- **Short exercise**:
From the entries provided below, copy each line that contains the word "annotation".

[Record set start]

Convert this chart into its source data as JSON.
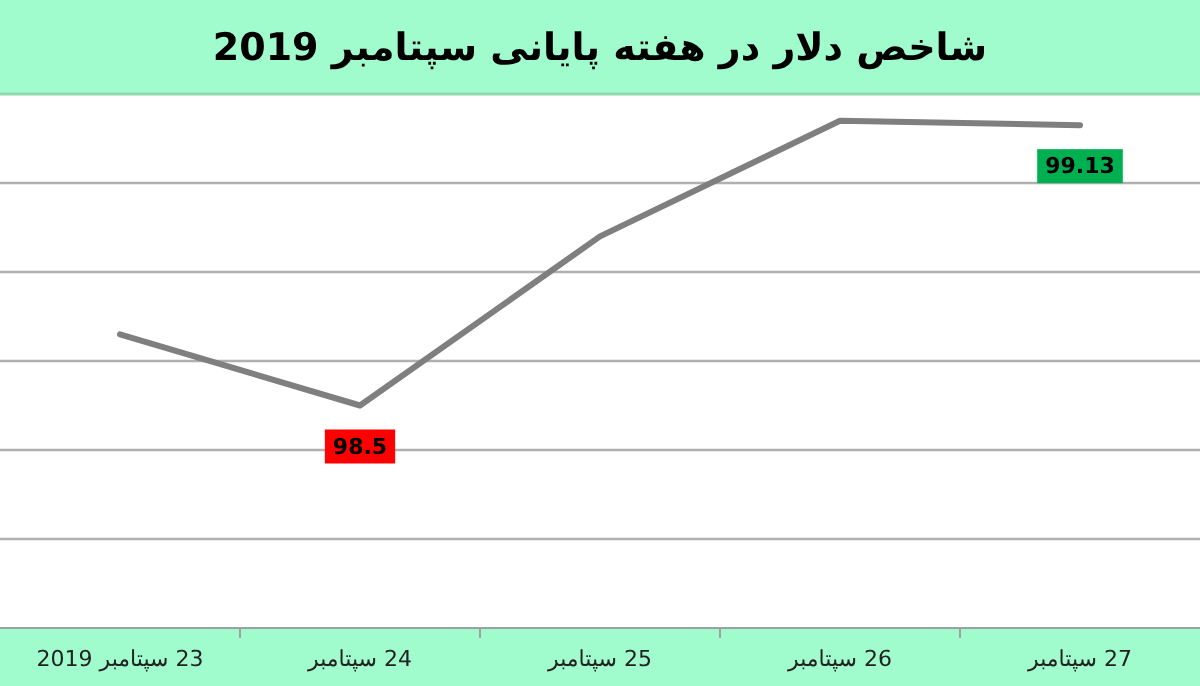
{
  "chart_data": {
    "type": "line",
    "title": "شاخص دلار در هفته پایانی سپتامبر 2019",
    "categories": [
      "23 سپتامبر 2019",
      "24 سپتامبر",
      "25 سپتامبر",
      "26 سپتامبر",
      "27 سپتامبر"
    ],
    "series": [
      {
        "color": "#7f7f7f",
        "values": [
          98.66,
          98.5,
          98.88,
          99.14,
          99.13
        ],
        "value_labels": [
          null,
          "98.5",
          null,
          null,
          "99.13"
        ]
      }
    ],
    "ylim": [
      98.0,
      99.2
    ],
    "yticks": [
      {
        "value": 98.2,
        "label": null
      },
      {
        "value": 98.4,
        "label": null
      },
      {
        "value": 98.6,
        "label": null
      },
      {
        "value": 98.8,
        "label": null
      },
      {
        "value": 99.0,
        "label": null
      }
    ],
    "tick_labels": "x",
    "grid": "y",
    "marker": "none",
    "line_style": "solid"
  }
}
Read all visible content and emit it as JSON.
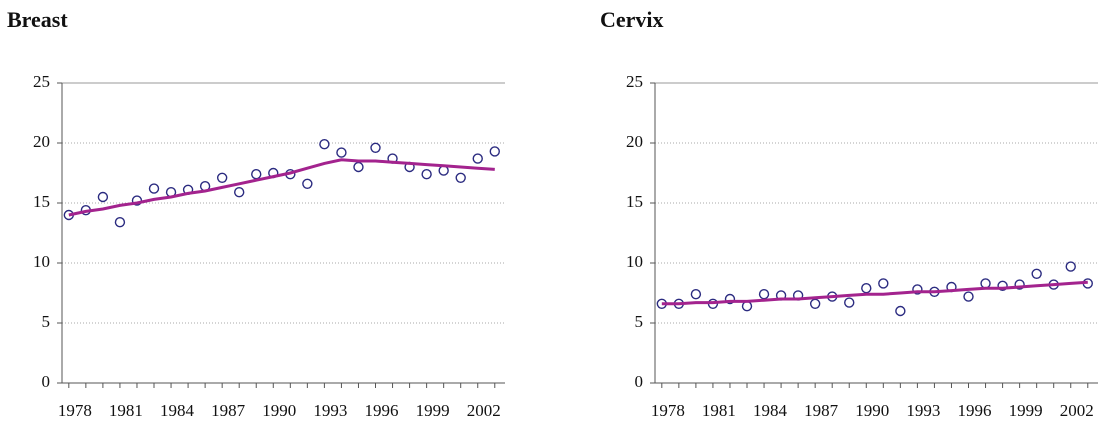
{
  "chart_data": [
    {
      "type": "scatter",
      "title": "Breast",
      "x": [
        1978,
        1979,
        1980,
        1981,
        1982,
        1983,
        1984,
        1985,
        1986,
        1987,
        1988,
        1989,
        1990,
        1991,
        1992,
        1993,
        1994,
        1995,
        1996,
        1997,
        1998,
        1999,
        2000,
        2001,
        2002,
        2003
      ],
      "series": [
        {
          "type": "scatter",
          "color": "#2b2b80",
          "values": [
            14.0,
            14.4,
            15.5,
            13.4,
            15.2,
            16.2,
            15.9,
            16.1,
            16.4,
            17.1,
            15.9,
            17.4,
            17.5,
            17.4,
            16.6,
            19.9,
            19.2,
            18.0,
            19.6,
            18.7,
            18.0,
            17.4,
            17.7,
            17.1,
            18.7,
            19.3
          ]
        },
        {
          "type": "line",
          "color": "#a3238e",
          "values": [
            14.0,
            14.3,
            14.5,
            14.8,
            15.0,
            15.3,
            15.5,
            15.8,
            16.0,
            16.3,
            16.6,
            16.9,
            17.2,
            17.5,
            17.9,
            18.3,
            18.6,
            18.5,
            18.5,
            18.4,
            18.3,
            18.2,
            18.1,
            18.0,
            17.9,
            17.8
          ]
        }
      ],
      "xlim": [
        1977.6,
        2003.6
      ],
      "xticks": [
        1978,
        1981,
        1984,
        1987,
        1990,
        1993,
        1996,
        1999,
        2002
      ],
      "ylim": [
        0,
        25
      ],
      "yticks": [
        0,
        5,
        10,
        15,
        20,
        25
      ],
      "grid": true
    },
    {
      "type": "scatter",
      "title": "Cervix",
      "x": [
        1978,
        1979,
        1980,
        1981,
        1982,
        1983,
        1984,
        1985,
        1986,
        1987,
        1988,
        1989,
        1990,
        1991,
        1992,
        1993,
        1994,
        1995,
        1996,
        1997,
        1998,
        1999,
        2000,
        2001,
        2002,
        2003
      ],
      "series": [
        {
          "type": "scatter",
          "color": "#2b2b80",
          "values": [
            6.6,
            6.6,
            7.4,
            6.6,
            7.0,
            6.4,
            7.4,
            7.3,
            7.3,
            6.6,
            7.2,
            6.7,
            7.9,
            8.3,
            6.0,
            7.8,
            7.6,
            8.0,
            7.2,
            8.3,
            8.1,
            8.2,
            9.1,
            8.2,
            9.7,
            8.3
          ]
        },
        {
          "type": "line",
          "color": "#a3238e",
          "values": [
            6.6,
            6.6,
            6.7,
            6.7,
            6.8,
            6.8,
            6.9,
            7.0,
            7.0,
            7.1,
            7.2,
            7.3,
            7.4,
            7.4,
            7.5,
            7.6,
            7.6,
            7.7,
            7.8,
            7.9,
            7.9,
            8.0,
            8.1,
            8.2,
            8.3,
            8.4
          ]
        }
      ],
      "xlim": [
        1977.6,
        2003.6
      ],
      "xticks": [
        1978,
        1981,
        1984,
        1987,
        1990,
        1993,
        1996,
        1999,
        2002
      ],
      "ylim": [
        0,
        25
      ],
      "yticks": [
        0,
        5,
        10,
        15,
        20,
        25
      ],
      "grid": true
    }
  ]
}
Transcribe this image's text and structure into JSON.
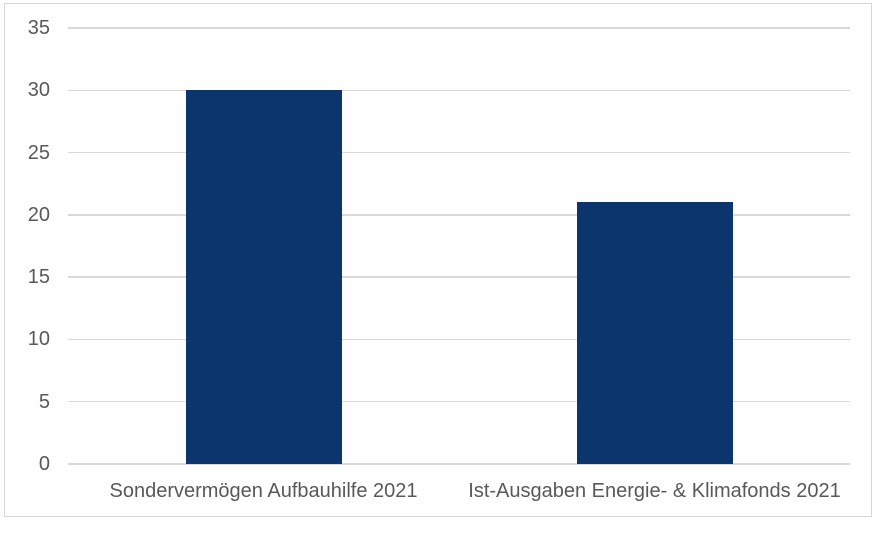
{
  "chart_data": {
    "type": "bar",
    "title": "",
    "xlabel": "",
    "ylabel": "",
    "categories": [
      "Sondervermögen Aufbauhilfe 2021",
      "Ist-Ausgaben Energie- & Klimafonds 2021"
    ],
    "values": [
      30,
      21
    ],
    "ylim": [
      0,
      35
    ],
    "yticks": [
      0,
      5,
      10,
      15,
      20,
      25,
      30,
      35
    ],
    "grid": true,
    "legend": false,
    "colors": {
      "bar": "#0b356c",
      "axis_text": "#595959",
      "gridline": "#d9d9d9",
      "frame_border": "#d7d7d7",
      "background": "#ffffff"
    }
  }
}
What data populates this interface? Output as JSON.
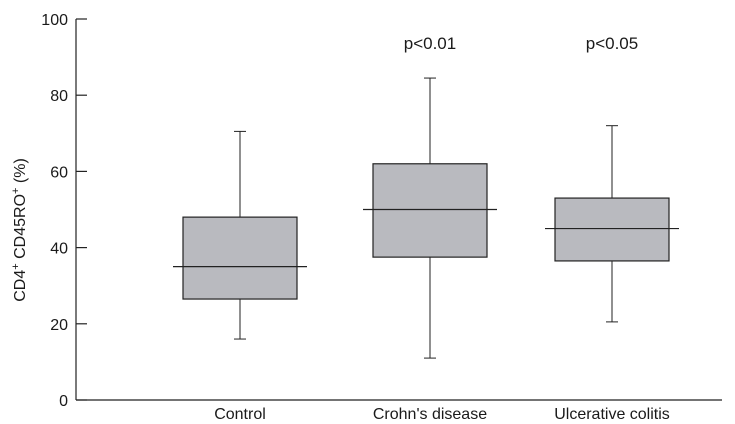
{
  "chart_data": {
    "type": "box",
    "ylabel": {
      "base1": "CD4",
      "sup1": "+",
      "base2": " CD45RO",
      "sup2": "+",
      "tail": " (%)"
    },
    "ylim": [
      0,
      100
    ],
    "yticks": [
      0,
      20,
      40,
      60,
      80,
      100
    ],
    "grid": false,
    "box_color": "#b9babf",
    "categories": [
      "Control",
      "Crohn's disease",
      "Ulcerative colitis"
    ],
    "boxes": [
      {
        "category": "Control",
        "min": 16,
        "q1": 26.5,
        "median": 35,
        "q3": 48,
        "max": 70.5,
        "annotation": ""
      },
      {
        "category": "Crohn's disease",
        "min": 11,
        "q1": 37.5,
        "median": 50,
        "q3": 62,
        "max": 84.5,
        "annotation": "p<0.01"
      },
      {
        "category": "Ulcerative colitis",
        "min": 20.5,
        "q1": 36.5,
        "median": 45,
        "q3": 53,
        "max": 72,
        "annotation": "p<0.05"
      }
    ]
  }
}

[Record set end]

- **Response to this exercise**:
        "annotation": ""
        "annotation": "p<0.01"
        "annotation": "p<0.05"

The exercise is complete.